Give again the lines from the line with "Extract the structured" to the last line of the records, exactly and in full. Do not carry over any pictures.

Dataset excerpt
──────

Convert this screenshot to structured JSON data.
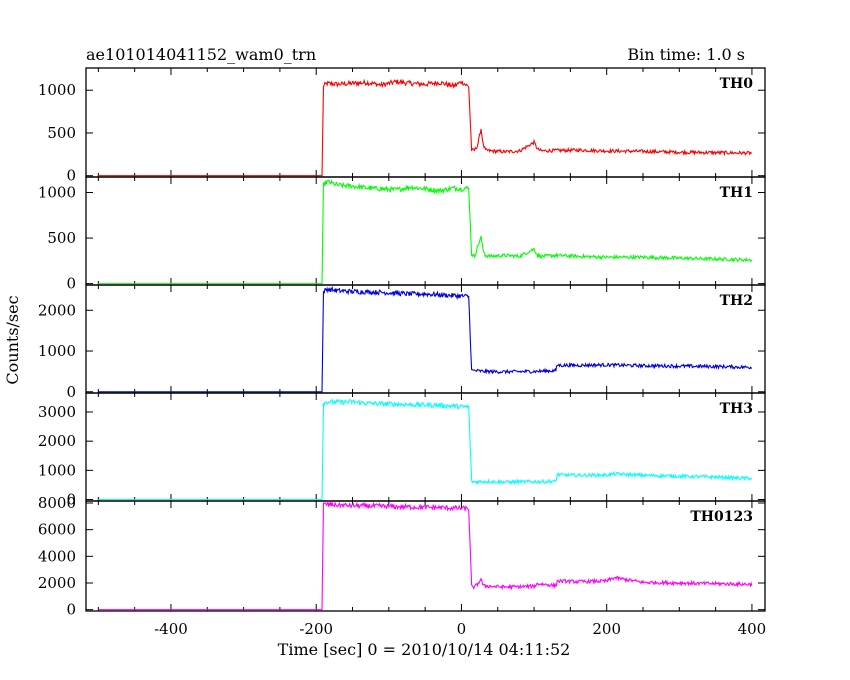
{
  "plot_title": "ae101014041152_wam0_trn",
  "bin_time": "Bin time: 1.0 s",
  "xlabel": "Time [sec] 0 = 2010/10/14 04:11:52",
  "ylabel": "Counts/sec",
  "colors": {
    "TH0": "#ff0000",
    "TH1": "#00ff00",
    "TH2": "#0000dd",
    "TH3": "#00ffff",
    "TH0123": "#ff00ff"
  },
  "chart_data": [
    {
      "type": "line",
      "name": "TH0",
      "color": "#ff0000",
      "xlim": [
        -517,
        418
      ],
      "ylim": [
        -15,
        1260
      ],
      "yticks": [
        0,
        500,
        1000
      ],
      "xticks": [
        -400,
        -200,
        0,
        200,
        400
      ],
      "x": [
        -500,
        -192,
        -190,
        -185,
        -170,
        -150,
        -130,
        -110,
        -90,
        -70,
        -50,
        -30,
        -10,
        0,
        10,
        14,
        18,
        22,
        27,
        30,
        33,
        40,
        60,
        80,
        100,
        105,
        110,
        130,
        160,
        200,
        250,
        300,
        350,
        400
      ],
      "y": [
        0,
        0,
        1050,
        1080,
        1070,
        1080,
        1090,
        1060,
        1100,
        1080,
        1070,
        1090,
        1050,
        1100,
        1040,
        300,
        300,
        350,
        550,
        360,
        300,
        290,
        280,
        290,
        390,
        310,
        290,
        295,
        300,
        290,
        285,
        275,
        270,
        265
      ]
    },
    {
      "type": "line",
      "name": "TH1",
      "color": "#00ff00",
      "xlim": [
        -517,
        418
      ],
      "ylim": [
        -15,
        1170
      ],
      "yticks": [
        0,
        500,
        1000
      ],
      "xticks": [
        -400,
        -200,
        0,
        200,
        400
      ],
      "x": [
        -500,
        -192,
        -190,
        -185,
        -170,
        -150,
        -130,
        -110,
        -90,
        -70,
        -50,
        -30,
        -10,
        0,
        10,
        14,
        18,
        22,
        27,
        30,
        33,
        40,
        60,
        80,
        100,
        105,
        110,
        130,
        160,
        200,
        250,
        300,
        350,
        400
      ],
      "y": [
        0,
        0,
        1080,
        1120,
        1080,
        1070,
        1050,
        1040,
        1030,
        1060,
        1040,
        1020,
        1050,
        1040,
        1050,
        320,
        300,
        400,
        510,
        360,
        310,
        300,
        310,
        300,
        380,
        310,
        300,
        310,
        300,
        290,
        290,
        280,
        270,
        260
      ]
    },
    {
      "type": "line",
      "name": "TH2",
      "color": "#0000dd",
      "xlim": [
        -517,
        418
      ],
      "ylim": [
        -30,
        2620
      ],
      "yticks": [
        0,
        1000,
        2000
      ],
      "xticks": [
        -400,
        -200,
        0,
        200,
        400
      ],
      "x": [
        -500,
        -192,
        -190,
        -185,
        -170,
        -150,
        -130,
        -110,
        -90,
        -70,
        -50,
        -30,
        -10,
        0,
        10,
        14,
        18,
        30,
        60,
        100,
        130,
        132,
        135,
        160,
        200,
        250,
        300,
        350,
        400
      ],
      "y": [
        0,
        0,
        2450,
        2520,
        2480,
        2460,
        2450,
        2440,
        2420,
        2400,
        2400,
        2380,
        2360,
        2350,
        2340,
        520,
        520,
        500,
        490,
        500,
        520,
        660,
        650,
        650,
        660,
        640,
        630,
        620,
        600
      ]
    },
    {
      "type": "line",
      "name": "TH3",
      "color": "#00ffff",
      "xlim": [
        -517,
        418
      ],
      "ylim": [
        -50,
        3650
      ],
      "yticks": [
        0,
        1000,
        2000,
        3000
      ],
      "xticks": [
        -400,
        -200,
        0,
        200,
        400
      ],
      "x": [
        -500,
        -192,
        -190,
        -185,
        -170,
        -150,
        -130,
        -110,
        -90,
        -70,
        -50,
        -30,
        -10,
        0,
        10,
        14,
        18,
        30,
        60,
        100,
        130,
        132,
        135,
        160,
        200,
        210,
        250,
        300,
        350,
        400
      ],
      "y": [
        0,
        0,
        3300,
        3350,
        3330,
        3350,
        3300,
        3280,
        3270,
        3250,
        3240,
        3230,
        3200,
        3180,
        3170,
        620,
        600,
        620,
        600,
        610,
        620,
        860,
        850,
        830,
        840,
        880,
        830,
        800,
        770,
        720
      ]
    },
    {
      "type": "line",
      "name": "TH0123",
      "color": "#ff00ff",
      "xlim": [
        -517,
        418
      ],
      "ylim": [
        -100,
        8150
      ],
      "yticks": [
        0,
        2000,
        4000,
        6000,
        8000
      ],
      "xticks": [
        -400,
        -200,
        0,
        200,
        400
      ],
      "x": [
        -500,
        -192,
        -190,
        -185,
        -170,
        -150,
        -130,
        -110,
        -90,
        -70,
        -50,
        -30,
        -10,
        0,
        10,
        14,
        18,
        22,
        27,
        30,
        40,
        60,
        100,
        105,
        130,
        132,
        135,
        160,
        200,
        210,
        250,
        300,
        350,
        400
      ],
      "y": [
        0,
        0,
        7900,
        7900,
        7850,
        7800,
        7780,
        7760,
        7720,
        7700,
        7680,
        7660,
        7620,
        7600,
        7580,
        1700,
        1700,
        1900,
        2300,
        1800,
        1750,
        1700,
        1750,
        1950,
        1800,
        2150,
        2150,
        2100,
        2150,
        2400,
        2050,
        2000,
        1950,
        1900
      ]
    }
  ]
}
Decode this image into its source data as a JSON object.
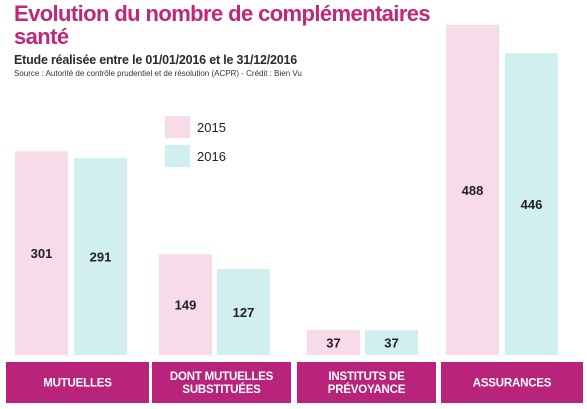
{
  "chart_data": {
    "type": "bar",
    "title": "Evolution du nombre de complémentaires santé",
    "subtitle": "Etude réalisée entre le 01/01/2016 et le 31/12/2016",
    "source": "Source : Autorité de contrôle prudentiel et de résolution (ACPR) - Crédit : Bien Vu",
    "categories": [
      [
        "MUTUELLES"
      ],
      [
        "DONT MUTUELLES",
        "SUBSTITUÉES"
      ],
      [
        "INSTITUTS DE",
        "PRÉVOYANCE"
      ],
      [
        "ASSURANCES"
      ]
    ],
    "series": [
      {
        "name": "2015",
        "values": [
          301,
          149,
          37,
          488
        ],
        "color": "#f7dbe8"
      },
      {
        "name": "2016",
        "values": [
          291,
          127,
          37,
          446
        ],
        "color": "#d2eff0"
      }
    ],
    "ylim": [
      0,
      500
    ],
    "grid": false,
    "legend": "top-center",
    "colors": {
      "title": "#c0267a",
      "category_band": "#b8247a",
      "category_text": "#ffffff"
    }
  }
}
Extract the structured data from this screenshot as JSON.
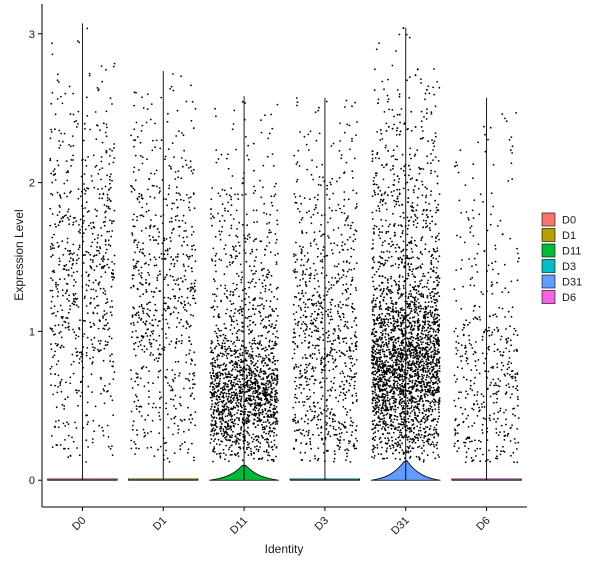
{
  "chart_data": {
    "type": "violin",
    "xlabel": "Identity",
    "ylabel": "Expression Level",
    "ylim": [
      -0.18,
      3.2
    ],
    "yticks": [
      0,
      1,
      2,
      3
    ],
    "grid": false,
    "legend_position": "right",
    "groups": [
      {
        "label": "D0",
        "color": "#F8766D",
        "n_points": 700,
        "y_max": 3.07,
        "zero_width": 0.43,
        "jitter": 0.4
      },
      {
        "label": "D1",
        "color": "#B79F00",
        "n_points": 700,
        "y_max": 2.75,
        "zero_width": 0.43,
        "jitter": 0.4
      },
      {
        "label": "D11",
        "color": "#00BA38",
        "n_points": 1700,
        "y_max": 2.58,
        "zero_width": 0.43,
        "jitter": 0.42
      },
      {
        "label": "D3",
        "color": "#00BFC4",
        "n_points": 900,
        "y_max": 2.57,
        "zero_width": 0.43,
        "jitter": 0.4
      },
      {
        "label": "D31",
        "color": "#619CFF",
        "n_points": 3000,
        "y_max": 3.04,
        "zero_width": 0.43,
        "jitter": 0.42
      },
      {
        "label": "D6",
        "color": "#F564E3",
        "n_points": 450,
        "y_max": 2.57,
        "zero_width": 0.43,
        "jitter": 0.4
      }
    ],
    "legend": [
      "D0",
      "D1",
      "D11",
      "D3",
      "D31",
      "D6"
    ]
  }
}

──────

RESULT FOR THIS TASK:
Extract the structured data from this screenshot as JSON.
{
  "chart_data": {
    "type": "violin",
    "xlabel": "Identity",
    "ylabel": "Expression Level",
    "ylim": [
      -0.18,
      3.2
    ],
    "yticks": [
      0,
      1,
      2,
      3
    ],
    "grid": false,
    "legend_position": "right",
    "groups": [
      {
        "label": "D0",
        "color": "#F8766D",
        "n_points": 700,
        "y_max": 3.07,
        "zero_width": 0.43,
        "jitter": 0.4
      },
      {
        "label": "D1",
        "color": "#B79F00",
        "n_points": 700,
        "y_max": 2.75,
        "zero_width": 0.43,
        "jitter": 0.4
      },
      {
        "label": "D11",
        "color": "#00BA38",
        "n_points": 1700,
        "y_max": 2.58,
        "zero_width": 0.43,
        "jitter": 0.42
      },
      {
        "label": "D3",
        "color": "#00BFC4",
        "n_points": 900,
        "y_max": 2.57,
        "zero_width": 0.43,
        "jitter": 0.4
      },
      {
        "label": "D31",
        "color": "#619CFF",
        "n_points": 3000,
        "y_max": 3.04,
        "zero_width": 0.43,
        "jitter": 0.42
      },
      {
        "label": "D6",
        "color": "#F564E3",
        "n_points": 450,
        "y_max": 2.57,
        "zero_width": 0.43,
        "jitter": 0.4
      }
    ],
    "legend": [
      "D0",
      "D1",
      "D11",
      "D3",
      "D31",
      "D6"
    ]
  }
}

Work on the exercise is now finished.